GIVEN INSTRUCTION: Give the rows that start with the one containing "section-intro-preparativos: Haga los" and end with the one containing "list-item: • Le" as a Markdown table with the columns No. and Line. Number each row and leave out blank lines.

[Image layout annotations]
+ + +
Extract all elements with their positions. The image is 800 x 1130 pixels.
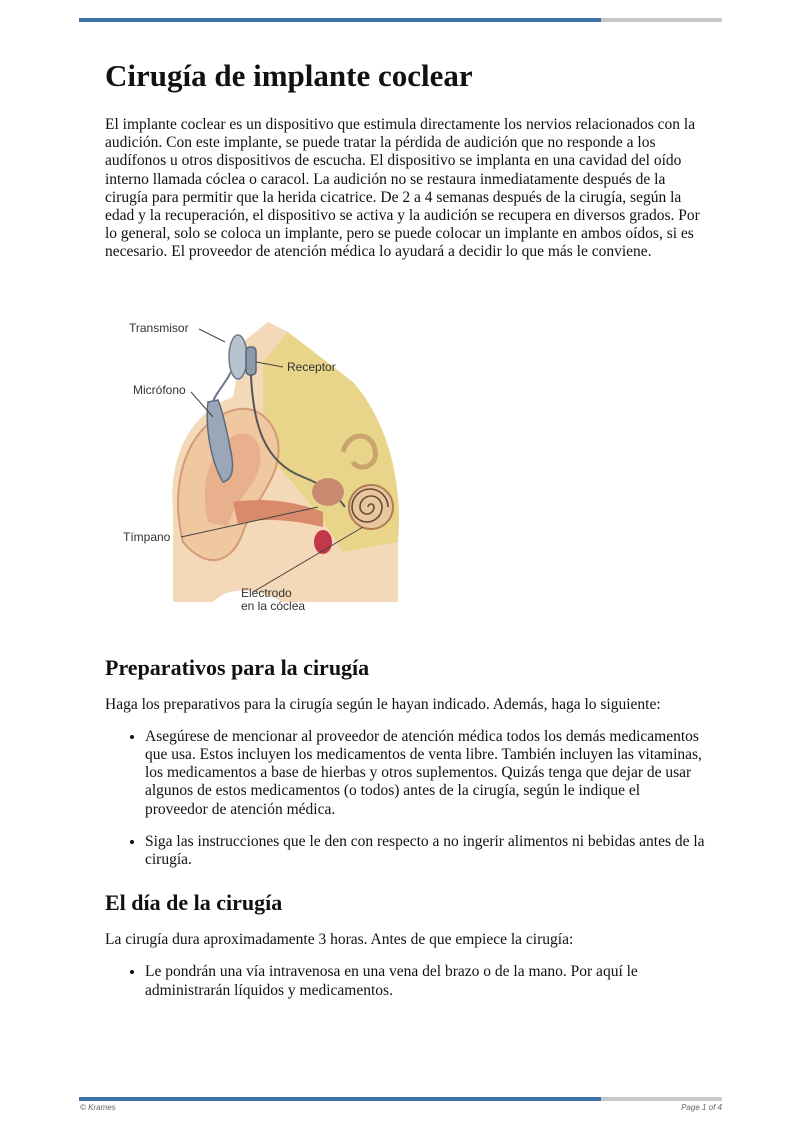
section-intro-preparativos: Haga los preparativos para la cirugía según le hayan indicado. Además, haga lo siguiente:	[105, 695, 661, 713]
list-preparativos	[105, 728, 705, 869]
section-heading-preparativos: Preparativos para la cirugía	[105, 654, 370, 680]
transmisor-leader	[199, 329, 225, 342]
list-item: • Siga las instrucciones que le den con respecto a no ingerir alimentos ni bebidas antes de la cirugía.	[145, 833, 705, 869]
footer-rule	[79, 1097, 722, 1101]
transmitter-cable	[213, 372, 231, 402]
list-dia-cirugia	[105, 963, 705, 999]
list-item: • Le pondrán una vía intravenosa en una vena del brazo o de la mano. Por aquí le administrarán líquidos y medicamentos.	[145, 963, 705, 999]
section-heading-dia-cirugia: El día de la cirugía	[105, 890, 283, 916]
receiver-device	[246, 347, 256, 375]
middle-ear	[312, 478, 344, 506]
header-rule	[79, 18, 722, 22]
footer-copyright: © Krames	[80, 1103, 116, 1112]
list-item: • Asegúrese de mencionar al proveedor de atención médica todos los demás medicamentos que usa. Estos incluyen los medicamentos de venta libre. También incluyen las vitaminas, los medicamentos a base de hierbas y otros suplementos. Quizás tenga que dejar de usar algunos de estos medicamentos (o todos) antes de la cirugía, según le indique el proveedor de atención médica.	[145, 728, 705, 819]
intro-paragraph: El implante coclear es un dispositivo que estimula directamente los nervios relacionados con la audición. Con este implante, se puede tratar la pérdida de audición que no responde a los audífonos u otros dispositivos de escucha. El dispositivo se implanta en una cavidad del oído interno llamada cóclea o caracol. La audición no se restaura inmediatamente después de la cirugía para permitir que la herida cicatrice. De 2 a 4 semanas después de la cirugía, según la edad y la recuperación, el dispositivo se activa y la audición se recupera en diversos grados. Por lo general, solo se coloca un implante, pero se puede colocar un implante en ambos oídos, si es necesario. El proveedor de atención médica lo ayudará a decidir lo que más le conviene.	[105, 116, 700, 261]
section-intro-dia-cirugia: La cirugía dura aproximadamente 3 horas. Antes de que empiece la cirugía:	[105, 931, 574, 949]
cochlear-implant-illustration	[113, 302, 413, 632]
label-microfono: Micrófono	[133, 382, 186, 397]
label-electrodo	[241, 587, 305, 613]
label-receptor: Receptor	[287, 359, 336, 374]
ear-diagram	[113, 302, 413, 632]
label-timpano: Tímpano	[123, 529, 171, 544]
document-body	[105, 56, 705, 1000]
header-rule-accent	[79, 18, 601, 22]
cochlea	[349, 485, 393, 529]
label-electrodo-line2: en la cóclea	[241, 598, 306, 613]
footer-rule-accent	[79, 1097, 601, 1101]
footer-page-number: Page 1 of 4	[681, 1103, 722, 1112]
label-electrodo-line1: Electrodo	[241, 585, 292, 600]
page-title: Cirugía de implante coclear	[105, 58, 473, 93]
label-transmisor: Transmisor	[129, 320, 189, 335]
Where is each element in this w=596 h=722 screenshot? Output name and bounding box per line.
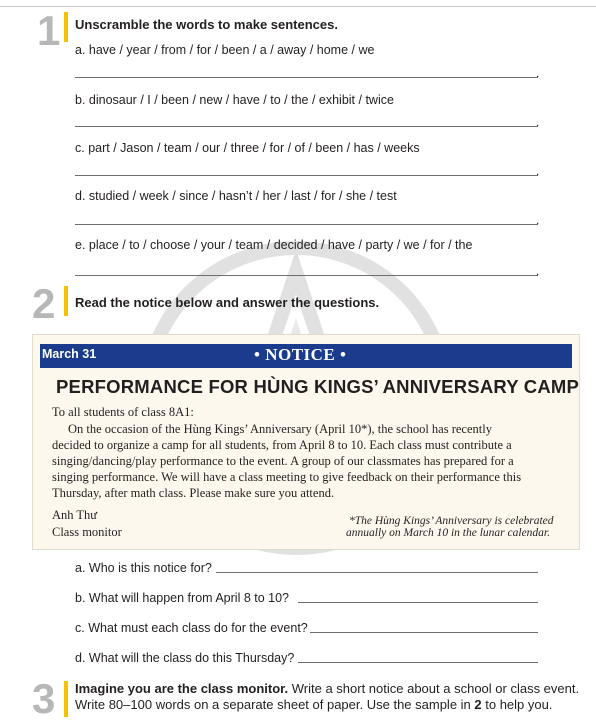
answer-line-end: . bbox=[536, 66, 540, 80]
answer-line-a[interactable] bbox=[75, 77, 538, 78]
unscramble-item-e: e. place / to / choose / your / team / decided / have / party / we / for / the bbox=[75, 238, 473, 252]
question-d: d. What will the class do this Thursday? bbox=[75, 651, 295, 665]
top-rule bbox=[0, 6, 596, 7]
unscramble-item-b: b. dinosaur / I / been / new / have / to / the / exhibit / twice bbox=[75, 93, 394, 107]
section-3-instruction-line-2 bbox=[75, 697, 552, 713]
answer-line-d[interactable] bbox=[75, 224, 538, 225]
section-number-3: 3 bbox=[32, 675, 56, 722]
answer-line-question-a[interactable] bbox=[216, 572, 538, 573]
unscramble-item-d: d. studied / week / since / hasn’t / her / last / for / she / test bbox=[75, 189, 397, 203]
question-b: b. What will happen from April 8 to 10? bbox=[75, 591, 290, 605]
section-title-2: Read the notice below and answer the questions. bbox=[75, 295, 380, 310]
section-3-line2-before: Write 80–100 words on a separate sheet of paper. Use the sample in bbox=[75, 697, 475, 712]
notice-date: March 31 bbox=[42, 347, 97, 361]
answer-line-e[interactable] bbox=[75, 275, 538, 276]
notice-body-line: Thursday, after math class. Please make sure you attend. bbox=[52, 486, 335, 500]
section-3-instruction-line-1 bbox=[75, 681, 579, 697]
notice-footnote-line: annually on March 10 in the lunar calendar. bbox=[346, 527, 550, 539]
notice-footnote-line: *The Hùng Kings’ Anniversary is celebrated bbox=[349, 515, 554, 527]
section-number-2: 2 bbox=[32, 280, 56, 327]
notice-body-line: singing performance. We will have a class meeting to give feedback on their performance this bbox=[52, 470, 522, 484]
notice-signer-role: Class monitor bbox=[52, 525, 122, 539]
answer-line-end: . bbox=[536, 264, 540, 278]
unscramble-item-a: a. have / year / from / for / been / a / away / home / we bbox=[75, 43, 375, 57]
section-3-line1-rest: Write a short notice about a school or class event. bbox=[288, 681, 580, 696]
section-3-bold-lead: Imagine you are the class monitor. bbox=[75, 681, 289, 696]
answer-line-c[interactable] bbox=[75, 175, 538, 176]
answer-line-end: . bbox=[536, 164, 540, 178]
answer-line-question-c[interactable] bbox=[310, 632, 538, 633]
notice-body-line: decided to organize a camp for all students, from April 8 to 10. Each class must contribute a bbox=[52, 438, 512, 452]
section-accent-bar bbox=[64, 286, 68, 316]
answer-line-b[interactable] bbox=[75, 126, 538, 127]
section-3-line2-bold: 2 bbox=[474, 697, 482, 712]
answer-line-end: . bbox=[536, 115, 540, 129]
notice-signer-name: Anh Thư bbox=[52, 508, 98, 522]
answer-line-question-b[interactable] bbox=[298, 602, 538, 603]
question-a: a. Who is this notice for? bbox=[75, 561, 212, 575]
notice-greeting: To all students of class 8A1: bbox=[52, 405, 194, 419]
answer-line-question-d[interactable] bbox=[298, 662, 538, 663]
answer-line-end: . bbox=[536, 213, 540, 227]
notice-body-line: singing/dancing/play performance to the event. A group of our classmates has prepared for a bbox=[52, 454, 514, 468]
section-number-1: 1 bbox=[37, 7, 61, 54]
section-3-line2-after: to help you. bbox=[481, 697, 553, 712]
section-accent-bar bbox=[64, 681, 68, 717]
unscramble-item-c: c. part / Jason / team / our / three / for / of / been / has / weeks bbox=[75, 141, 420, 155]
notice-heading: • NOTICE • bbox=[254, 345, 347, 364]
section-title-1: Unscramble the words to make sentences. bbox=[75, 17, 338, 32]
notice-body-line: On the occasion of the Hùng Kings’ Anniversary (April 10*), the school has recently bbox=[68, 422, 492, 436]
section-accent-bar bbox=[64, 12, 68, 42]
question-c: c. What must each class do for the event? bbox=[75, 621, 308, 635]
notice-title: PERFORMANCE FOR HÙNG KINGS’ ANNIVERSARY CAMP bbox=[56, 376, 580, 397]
+ + +
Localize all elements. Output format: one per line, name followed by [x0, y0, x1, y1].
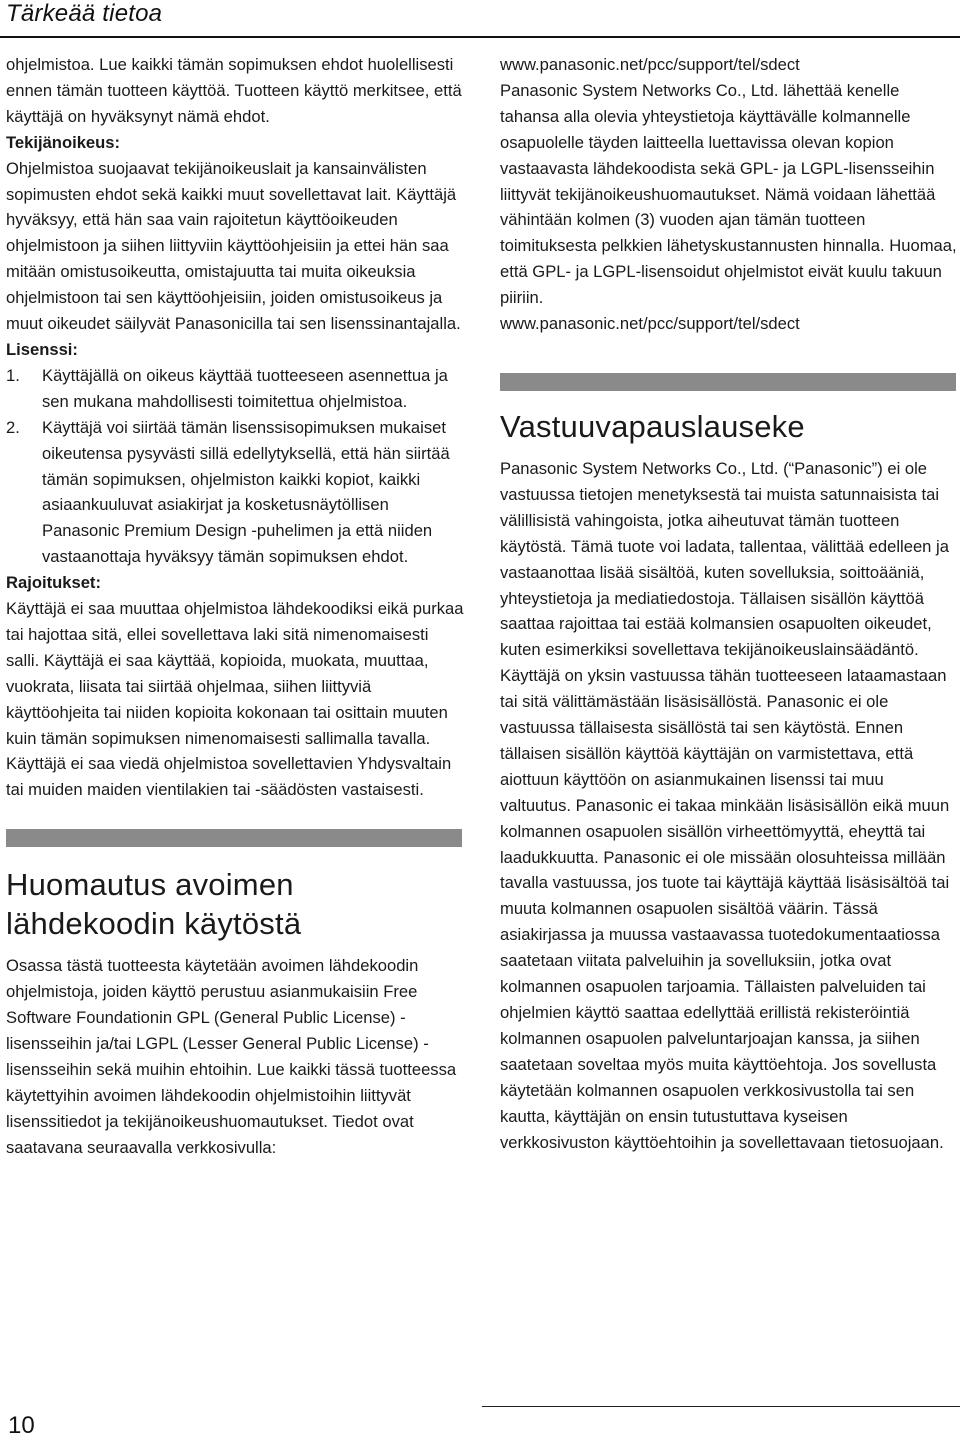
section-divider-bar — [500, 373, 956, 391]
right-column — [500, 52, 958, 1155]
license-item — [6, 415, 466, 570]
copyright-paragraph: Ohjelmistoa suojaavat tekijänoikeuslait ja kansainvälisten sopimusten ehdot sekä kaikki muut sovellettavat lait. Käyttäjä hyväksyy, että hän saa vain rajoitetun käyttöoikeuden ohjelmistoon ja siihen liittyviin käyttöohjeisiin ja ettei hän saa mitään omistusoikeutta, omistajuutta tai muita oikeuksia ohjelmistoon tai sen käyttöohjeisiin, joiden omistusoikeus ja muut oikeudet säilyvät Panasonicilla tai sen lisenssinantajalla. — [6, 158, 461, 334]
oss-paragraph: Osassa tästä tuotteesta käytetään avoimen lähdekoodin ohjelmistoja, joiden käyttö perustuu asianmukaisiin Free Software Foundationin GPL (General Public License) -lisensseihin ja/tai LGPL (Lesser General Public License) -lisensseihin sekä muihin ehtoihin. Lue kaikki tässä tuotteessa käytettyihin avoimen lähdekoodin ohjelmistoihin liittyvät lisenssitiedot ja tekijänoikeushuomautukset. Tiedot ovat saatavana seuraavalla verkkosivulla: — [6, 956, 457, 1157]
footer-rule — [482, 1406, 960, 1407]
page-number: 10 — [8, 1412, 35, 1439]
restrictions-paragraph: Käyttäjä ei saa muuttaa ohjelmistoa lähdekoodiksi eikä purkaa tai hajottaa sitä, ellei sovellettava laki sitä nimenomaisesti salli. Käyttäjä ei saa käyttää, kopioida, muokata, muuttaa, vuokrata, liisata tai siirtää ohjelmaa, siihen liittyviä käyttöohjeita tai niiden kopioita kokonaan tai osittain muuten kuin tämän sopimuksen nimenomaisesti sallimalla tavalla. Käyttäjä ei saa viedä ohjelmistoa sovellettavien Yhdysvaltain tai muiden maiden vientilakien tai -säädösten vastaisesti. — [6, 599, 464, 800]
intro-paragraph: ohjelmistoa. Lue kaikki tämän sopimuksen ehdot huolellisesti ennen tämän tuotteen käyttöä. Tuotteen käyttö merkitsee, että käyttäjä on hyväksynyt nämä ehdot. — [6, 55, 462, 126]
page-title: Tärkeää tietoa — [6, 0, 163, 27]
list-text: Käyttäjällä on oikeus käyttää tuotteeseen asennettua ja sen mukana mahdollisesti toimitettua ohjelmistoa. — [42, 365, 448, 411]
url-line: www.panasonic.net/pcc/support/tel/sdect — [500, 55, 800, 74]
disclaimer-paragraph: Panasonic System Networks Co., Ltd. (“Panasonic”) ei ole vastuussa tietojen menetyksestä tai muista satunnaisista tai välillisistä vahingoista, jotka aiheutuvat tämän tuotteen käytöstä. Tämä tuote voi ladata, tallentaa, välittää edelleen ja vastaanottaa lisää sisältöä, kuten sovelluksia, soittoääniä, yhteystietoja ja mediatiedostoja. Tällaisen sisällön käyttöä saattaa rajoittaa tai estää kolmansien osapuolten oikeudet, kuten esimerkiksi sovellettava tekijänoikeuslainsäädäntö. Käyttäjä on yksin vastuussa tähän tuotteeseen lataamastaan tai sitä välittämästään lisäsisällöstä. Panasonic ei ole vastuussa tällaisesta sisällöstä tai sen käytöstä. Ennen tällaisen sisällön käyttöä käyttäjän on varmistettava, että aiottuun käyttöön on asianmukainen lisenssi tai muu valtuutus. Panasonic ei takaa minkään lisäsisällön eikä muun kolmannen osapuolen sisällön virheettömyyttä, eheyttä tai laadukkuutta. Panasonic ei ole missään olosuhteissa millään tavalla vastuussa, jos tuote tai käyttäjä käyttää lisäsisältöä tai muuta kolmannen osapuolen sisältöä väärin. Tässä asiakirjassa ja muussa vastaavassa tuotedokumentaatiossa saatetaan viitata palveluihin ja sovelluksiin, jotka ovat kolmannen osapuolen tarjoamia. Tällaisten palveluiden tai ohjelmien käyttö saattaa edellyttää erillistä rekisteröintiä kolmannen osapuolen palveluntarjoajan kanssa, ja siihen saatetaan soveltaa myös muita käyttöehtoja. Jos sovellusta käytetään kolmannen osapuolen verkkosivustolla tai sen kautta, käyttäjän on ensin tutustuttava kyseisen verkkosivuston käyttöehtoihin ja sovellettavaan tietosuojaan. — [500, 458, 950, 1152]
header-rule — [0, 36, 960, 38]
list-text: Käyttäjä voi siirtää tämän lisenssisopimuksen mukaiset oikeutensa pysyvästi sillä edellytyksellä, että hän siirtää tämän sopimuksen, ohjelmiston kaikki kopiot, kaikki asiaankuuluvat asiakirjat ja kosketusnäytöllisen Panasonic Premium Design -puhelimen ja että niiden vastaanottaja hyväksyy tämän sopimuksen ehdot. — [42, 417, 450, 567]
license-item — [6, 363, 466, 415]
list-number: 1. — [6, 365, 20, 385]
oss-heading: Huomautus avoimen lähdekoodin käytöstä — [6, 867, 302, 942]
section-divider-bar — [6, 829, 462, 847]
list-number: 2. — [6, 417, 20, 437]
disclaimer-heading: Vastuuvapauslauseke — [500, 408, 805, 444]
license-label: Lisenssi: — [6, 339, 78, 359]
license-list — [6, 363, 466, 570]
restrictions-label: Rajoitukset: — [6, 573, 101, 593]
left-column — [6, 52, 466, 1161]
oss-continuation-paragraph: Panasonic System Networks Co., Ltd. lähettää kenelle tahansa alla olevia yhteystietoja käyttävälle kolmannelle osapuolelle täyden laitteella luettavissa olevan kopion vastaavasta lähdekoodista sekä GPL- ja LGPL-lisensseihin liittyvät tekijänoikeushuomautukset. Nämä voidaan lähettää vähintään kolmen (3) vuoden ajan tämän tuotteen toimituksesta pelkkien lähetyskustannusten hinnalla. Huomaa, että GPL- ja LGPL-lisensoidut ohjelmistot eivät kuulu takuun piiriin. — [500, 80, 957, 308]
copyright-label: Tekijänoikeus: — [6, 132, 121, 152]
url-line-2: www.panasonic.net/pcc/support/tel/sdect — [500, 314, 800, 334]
+ + +
THE ANSWER:
| No. | Line |
|---|---|
| 1 | section-intro-preparativos: Haga los preparativos para la cirugía según le hayan indicado. Además, haga lo siguiente:	[105, 695, 661, 713] |
| 2 | list-preparativos	[105, 728, 705, 869] |
| 3 | section-heading-preparativos: Preparativos para la cirugía	[105, 654, 370, 680] |
| 4 | transmisor-leader	[199, 329, 225, 342] |
| 5 | list-item: • Siga las instrucciones que le den con respecto a no ingerir alimentos ni bebidas antes de la cirugía.	[145, 833, 705, 869] |
| 6 | footer-rule	[79, 1097, 722, 1101] |
| 7 | transmitter-cable	[213, 372, 231, 402] |
| 8 | list-dia-cirugia	[105, 963, 705, 999] |
| 9 | list-item: • Le pondrán una vía intravenosa en una vena del brazo o de la mano. Por aquí le administrarán líquidos y medicamentos.	[145, 963, 705, 999] |